_Given task_
Look through the data below. Show each line where the string "this" occurs.

_Dataset_
==================================================

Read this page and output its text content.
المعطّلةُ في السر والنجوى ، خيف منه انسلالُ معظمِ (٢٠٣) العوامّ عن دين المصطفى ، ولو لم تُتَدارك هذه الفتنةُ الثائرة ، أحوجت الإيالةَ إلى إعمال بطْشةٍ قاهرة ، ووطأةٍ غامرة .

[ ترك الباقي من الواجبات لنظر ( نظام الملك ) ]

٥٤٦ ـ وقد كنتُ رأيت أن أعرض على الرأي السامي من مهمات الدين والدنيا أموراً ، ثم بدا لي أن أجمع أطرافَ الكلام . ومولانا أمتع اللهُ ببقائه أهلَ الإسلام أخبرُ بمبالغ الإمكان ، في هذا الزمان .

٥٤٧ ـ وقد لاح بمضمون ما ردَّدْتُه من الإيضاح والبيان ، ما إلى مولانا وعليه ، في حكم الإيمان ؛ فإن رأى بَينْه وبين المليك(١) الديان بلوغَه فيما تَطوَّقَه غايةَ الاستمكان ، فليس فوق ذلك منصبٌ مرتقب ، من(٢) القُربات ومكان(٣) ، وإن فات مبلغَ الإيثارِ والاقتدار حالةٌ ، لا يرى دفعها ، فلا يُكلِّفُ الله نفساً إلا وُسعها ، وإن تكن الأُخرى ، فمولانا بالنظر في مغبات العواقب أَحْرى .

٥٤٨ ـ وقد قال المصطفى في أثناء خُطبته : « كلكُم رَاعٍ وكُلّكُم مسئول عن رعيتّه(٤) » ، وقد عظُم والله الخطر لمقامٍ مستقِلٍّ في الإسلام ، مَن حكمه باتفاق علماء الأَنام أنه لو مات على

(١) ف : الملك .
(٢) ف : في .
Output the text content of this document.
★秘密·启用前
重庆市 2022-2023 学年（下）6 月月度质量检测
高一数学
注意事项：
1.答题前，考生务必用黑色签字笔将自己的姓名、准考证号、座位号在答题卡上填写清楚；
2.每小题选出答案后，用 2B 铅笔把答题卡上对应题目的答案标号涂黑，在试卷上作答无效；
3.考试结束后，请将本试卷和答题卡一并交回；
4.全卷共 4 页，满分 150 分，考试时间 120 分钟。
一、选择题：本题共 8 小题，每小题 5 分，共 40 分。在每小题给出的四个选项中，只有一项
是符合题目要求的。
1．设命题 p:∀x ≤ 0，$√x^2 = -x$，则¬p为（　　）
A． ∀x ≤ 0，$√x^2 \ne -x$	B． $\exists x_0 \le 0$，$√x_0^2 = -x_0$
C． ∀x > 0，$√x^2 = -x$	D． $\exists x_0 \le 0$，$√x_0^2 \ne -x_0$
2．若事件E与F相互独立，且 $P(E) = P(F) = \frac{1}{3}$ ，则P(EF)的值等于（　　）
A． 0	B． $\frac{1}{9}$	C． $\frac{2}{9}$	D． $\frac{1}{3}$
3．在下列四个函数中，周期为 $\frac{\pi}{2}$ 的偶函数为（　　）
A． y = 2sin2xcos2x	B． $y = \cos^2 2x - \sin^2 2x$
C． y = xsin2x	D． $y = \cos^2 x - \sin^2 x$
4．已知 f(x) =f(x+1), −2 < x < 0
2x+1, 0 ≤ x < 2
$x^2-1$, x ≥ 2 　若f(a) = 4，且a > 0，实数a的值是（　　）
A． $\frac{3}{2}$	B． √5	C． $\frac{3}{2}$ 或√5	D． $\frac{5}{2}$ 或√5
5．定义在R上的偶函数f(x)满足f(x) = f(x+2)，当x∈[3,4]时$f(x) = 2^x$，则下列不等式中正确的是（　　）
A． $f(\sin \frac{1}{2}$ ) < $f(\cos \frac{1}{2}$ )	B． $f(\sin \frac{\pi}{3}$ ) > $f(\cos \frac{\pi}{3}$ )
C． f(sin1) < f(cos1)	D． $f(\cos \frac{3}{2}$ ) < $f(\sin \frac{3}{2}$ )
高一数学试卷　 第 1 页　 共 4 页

==================================================

_Response_
Read this page and output its text content.
Output the text content of this document.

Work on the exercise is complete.